▸ **AIM**:
Copy each line of the entries that contains the word "заменить".
* * * *
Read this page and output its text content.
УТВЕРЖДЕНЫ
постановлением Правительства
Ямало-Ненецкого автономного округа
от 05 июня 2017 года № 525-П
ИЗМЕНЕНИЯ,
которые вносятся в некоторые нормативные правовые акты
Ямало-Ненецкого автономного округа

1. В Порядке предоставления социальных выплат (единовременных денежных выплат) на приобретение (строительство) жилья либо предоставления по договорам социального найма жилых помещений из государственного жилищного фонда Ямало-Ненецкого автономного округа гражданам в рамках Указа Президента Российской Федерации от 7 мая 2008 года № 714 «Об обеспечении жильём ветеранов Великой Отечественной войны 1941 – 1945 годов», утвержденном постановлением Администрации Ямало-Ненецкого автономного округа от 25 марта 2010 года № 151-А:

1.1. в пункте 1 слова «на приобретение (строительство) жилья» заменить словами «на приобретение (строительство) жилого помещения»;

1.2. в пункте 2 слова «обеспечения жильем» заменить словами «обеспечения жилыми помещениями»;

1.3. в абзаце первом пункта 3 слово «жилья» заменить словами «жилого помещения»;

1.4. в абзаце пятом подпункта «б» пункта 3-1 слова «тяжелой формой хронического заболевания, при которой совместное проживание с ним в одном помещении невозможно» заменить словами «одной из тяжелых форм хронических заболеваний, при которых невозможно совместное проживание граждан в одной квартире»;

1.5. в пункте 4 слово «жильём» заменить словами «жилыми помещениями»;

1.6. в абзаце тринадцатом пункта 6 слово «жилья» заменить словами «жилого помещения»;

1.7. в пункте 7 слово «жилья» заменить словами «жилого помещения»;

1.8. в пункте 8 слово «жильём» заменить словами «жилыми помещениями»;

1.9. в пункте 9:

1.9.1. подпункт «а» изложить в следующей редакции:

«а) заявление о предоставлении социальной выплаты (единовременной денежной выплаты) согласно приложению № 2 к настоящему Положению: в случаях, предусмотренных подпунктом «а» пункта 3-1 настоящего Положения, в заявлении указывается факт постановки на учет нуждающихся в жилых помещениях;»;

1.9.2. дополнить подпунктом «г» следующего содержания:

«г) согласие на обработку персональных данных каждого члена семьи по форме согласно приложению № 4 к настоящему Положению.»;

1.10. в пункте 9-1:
* * * *
▸ **RESPONSE**:
1.1. в пункте 1 слова «на приобретение (строительство) жилья» заменить словами «на приобретение (строительство) жилого помещения»;
1.2. в пункте 2 слова «обеспечения жильем» заменить словами «обеспечения жилыми помещениями»;
1.3. в абзаце первом пункта 3 слово «жилья» заменить словами «жилого помещения»;
1.4. в абзаце пятом подпункта «б» пункта 3-1 слова «тяжелой формой хронического заболевания, при которой совместное проживание с ним в одном помещении невозможно» заменить словами «одной из тяжелых форм хронических заболеваний, при которых невозможно совместное проживание граждан в одной квартире»;
1.5. в пункте 4 слово «жильём» заменить словами «жилыми помещениями»;
1.6. в абзаце тринадцатом пункта 6 слово «жилья» заменить словами «жилого помещения»;
1.7. в пункте 7 слово «жилья» заменить словами «жилого помещения»;
1.8. в пункте 8 слово «жильём» заменить словами «жилыми помещениями»;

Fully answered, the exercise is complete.